INSTRUCTIONS TO FOLLOW »
Count how many lines in this material contain "name". The answer is that number alone.

Excerpts from a figure dataset:

+---+

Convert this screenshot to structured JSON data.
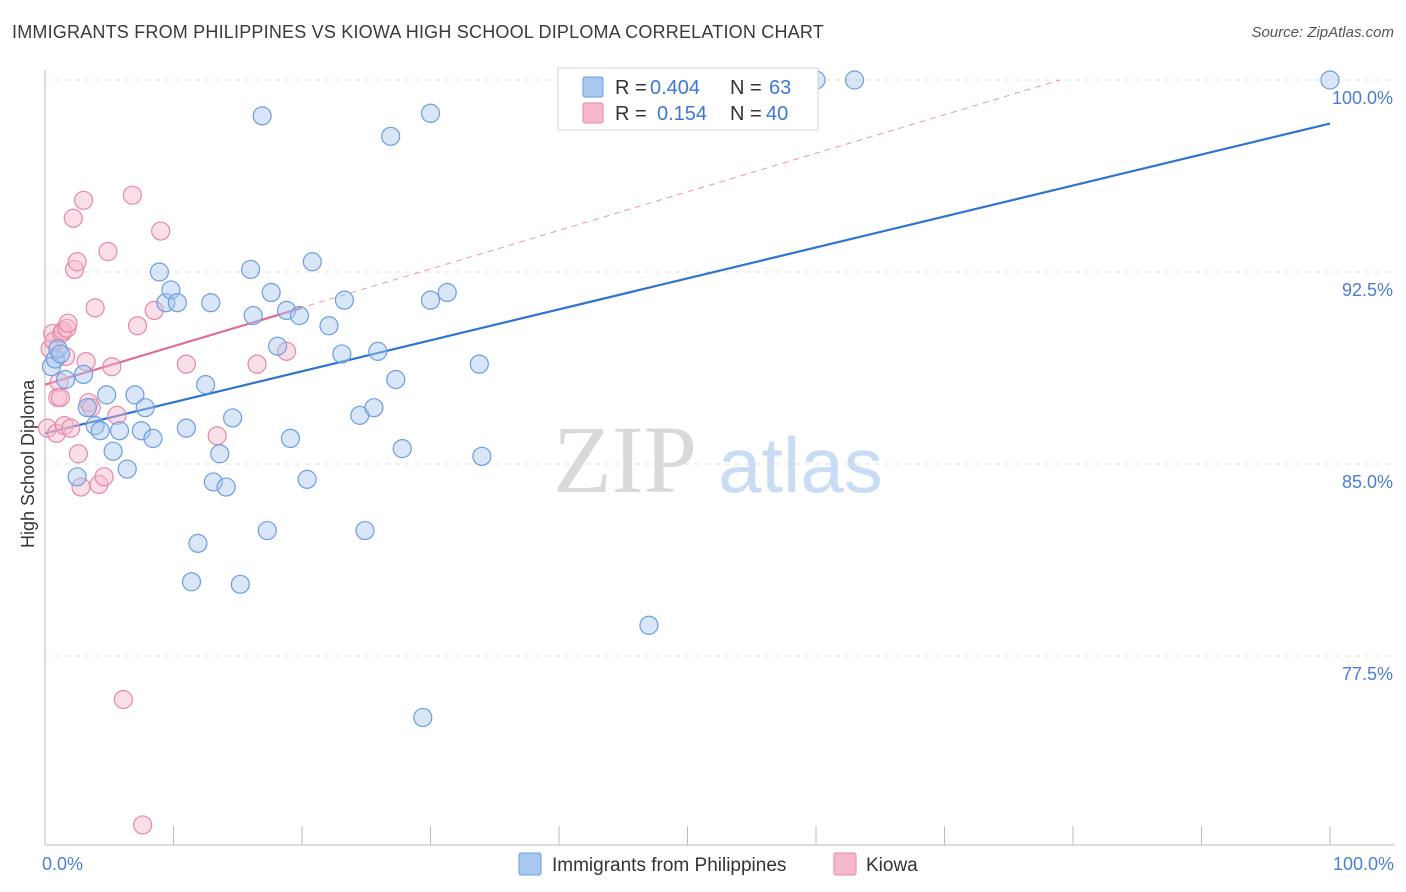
{
  "header": {
    "title": "IMMIGRANTS FROM PHILIPPINES VS KIOWA HIGH SCHOOL DIPLOMA CORRELATION CHART",
    "source": "Source: ZipAtlas.com"
  },
  "watermark": {
    "zip": "ZIP",
    "atlas": "atlas"
  },
  "colors": {
    "blue_fill": "#a9c8f0",
    "blue_stroke": "#6d9de0",
    "blue_line": "#2f74d0",
    "pink_fill": "#f7b8cc",
    "pink_stroke": "#e58aa6",
    "pink_line": "#e06b94",
    "grid": "#dddddd",
    "tick_label": "#4a7fd4"
  },
  "legend": {
    "r_label": "R =",
    "n_label": "N =",
    "rows": [
      {
        "r": "0.404",
        "n": "63"
      },
      {
        "r": "0.154",
        "n": "40"
      }
    ]
  },
  "chart_data": {
    "type": "scatter",
    "title": "IMMIGRANTS FROM PHILIPPINES VS KIOWA HIGH SCHOOL DIPLOMA CORRELATION CHART",
    "xlabel": "",
    "ylabel": "High School Diploma",
    "xlim": [
      0,
      100
    ],
    "ylim": [
      70.5,
      101.5
    ],
    "x_tick_labels": [
      "0.0%",
      "100.0%"
    ],
    "y_ticks": [
      77.5,
      85.0,
      92.5,
      100.0
    ],
    "y_tick_labels": [
      "77.5%",
      "85.0%",
      "92.5%",
      "100.0%"
    ],
    "grid": true,
    "legend_position": "top-center",
    "series": [
      {
        "name": "Immigrants from Philippines",
        "color": "blue",
        "r": 0.404,
        "n": 63,
        "trend": {
          "x": [
            0,
            100
          ],
          "y": [
            86.2,
            98.3
          ],
          "style": "solid"
        },
        "points": [
          [
            0.5,
            88.8
          ],
          [
            0.8,
            89.1
          ],
          [
            1.0,
            89.5
          ],
          [
            1.2,
            89.3
          ],
          [
            1.6,
            88.3
          ],
          [
            2.5,
            84.5
          ],
          [
            3.0,
            88.5
          ],
          [
            3.3,
            87.2
          ],
          [
            3.9,
            86.5
          ],
          [
            4.3,
            86.3
          ],
          [
            4.8,
            87.7
          ],
          [
            5.3,
            85.5
          ],
          [
            5.8,
            86.3
          ],
          [
            6.4,
            84.8
          ],
          [
            7.0,
            87.7
          ],
          [
            7.5,
            86.3
          ],
          [
            7.8,
            87.2
          ],
          [
            8.4,
            86.0
          ],
          [
            8.9,
            92.5
          ],
          [
            9.4,
            91.3
          ],
          [
            9.8,
            91.8
          ],
          [
            10.3,
            91.3
          ],
          [
            11.0,
            86.4
          ],
          [
            11.4,
            80.4
          ],
          [
            11.9,
            81.9
          ],
          [
            12.5,
            88.1
          ],
          [
            12.9,
            91.3
          ],
          [
            13.1,
            84.3
          ],
          [
            13.6,
            85.4
          ],
          [
            14.1,
            84.1
          ],
          [
            14.6,
            86.8
          ],
          [
            15.2,
            80.3
          ],
          [
            16.0,
            92.6
          ],
          [
            16.2,
            90.8
          ],
          [
            16.9,
            98.6
          ],
          [
            17.3,
            82.4
          ],
          [
            17.6,
            91.7
          ],
          [
            18.1,
            89.6
          ],
          [
            18.8,
            91.0
          ],
          [
            19.1,
            86.0
          ],
          [
            19.8,
            90.8
          ],
          [
            20.4,
            84.4
          ],
          [
            20.8,
            92.9
          ],
          [
            22.1,
            90.4
          ],
          [
            23.1,
            89.3
          ],
          [
            23.3,
            91.4
          ],
          [
            24.5,
            86.9
          ],
          [
            24.9,
            82.4
          ],
          [
            25.6,
            87.2
          ],
          [
            25.9,
            89.4
          ],
          [
            26.9,
            97.8
          ],
          [
            27.3,
            88.3
          ],
          [
            27.8,
            85.6
          ],
          [
            29.4,
            75.1
          ],
          [
            30.0,
            98.7
          ],
          [
            30.0,
            91.4
          ],
          [
            31.3,
            91.7
          ],
          [
            33.8,
            88.9
          ],
          [
            34.0,
            85.3
          ],
          [
            47.0,
            78.7
          ],
          [
            60.0,
            100.0
          ],
          [
            63.0,
            100.0
          ],
          [
            100.0,
            100.0
          ]
        ]
      },
      {
        "name": "Kiowa",
        "color": "pink",
        "r": 0.154,
        "n": 40,
        "trend": {
          "x": [
            0,
            20
          ],
          "y": [
            88.1,
            91.1
          ],
          "style": "solid",
          "extension": {
            "x": [
              0,
              79
            ],
            "y": [
              88.1,
              100.0
            ],
            "style": "dashed"
          }
        },
        "points": [
          [
            0.2,
            86.4
          ],
          [
            0.4,
            89.5
          ],
          [
            0.6,
            90.1
          ],
          [
            0.7,
            89.8
          ],
          [
            0.9,
            86.2
          ],
          [
            1.0,
            87.6
          ],
          [
            1.1,
            88.2
          ],
          [
            1.2,
            87.6
          ],
          [
            1.3,
            90.1
          ],
          [
            1.4,
            90.2
          ],
          [
            1.5,
            86.5
          ],
          [
            1.6,
            89.2
          ],
          [
            1.7,
            90.3
          ],
          [
            1.8,
            90.5
          ],
          [
            2.0,
            86.4
          ],
          [
            2.2,
            94.6
          ],
          [
            2.3,
            92.6
          ],
          [
            2.5,
            92.9
          ],
          [
            2.6,
            85.4
          ],
          [
            2.8,
            84.1
          ],
          [
            3.0,
            95.3
          ],
          [
            3.2,
            89.0
          ],
          [
            3.4,
            87.4
          ],
          [
            3.6,
            87.2
          ],
          [
            3.9,
            91.1
          ],
          [
            4.2,
            84.2
          ],
          [
            4.6,
            84.5
          ],
          [
            4.9,
            93.3
          ],
          [
            5.2,
            88.8
          ],
          [
            5.6,
            86.9
          ],
          [
            6.1,
            75.8
          ],
          [
            6.8,
            95.5
          ],
          [
            7.2,
            90.4
          ],
          [
            7.6,
            70.9
          ],
          [
            8.5,
            91.0
          ],
          [
            9.0,
            94.1
          ],
          [
            11.0,
            88.9
          ],
          [
            13.4,
            86.1
          ],
          [
            16.5,
            88.9
          ],
          [
            18.8,
            89.4
          ]
        ]
      }
    ]
  }
}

+---+

WORKED ANSWER »
2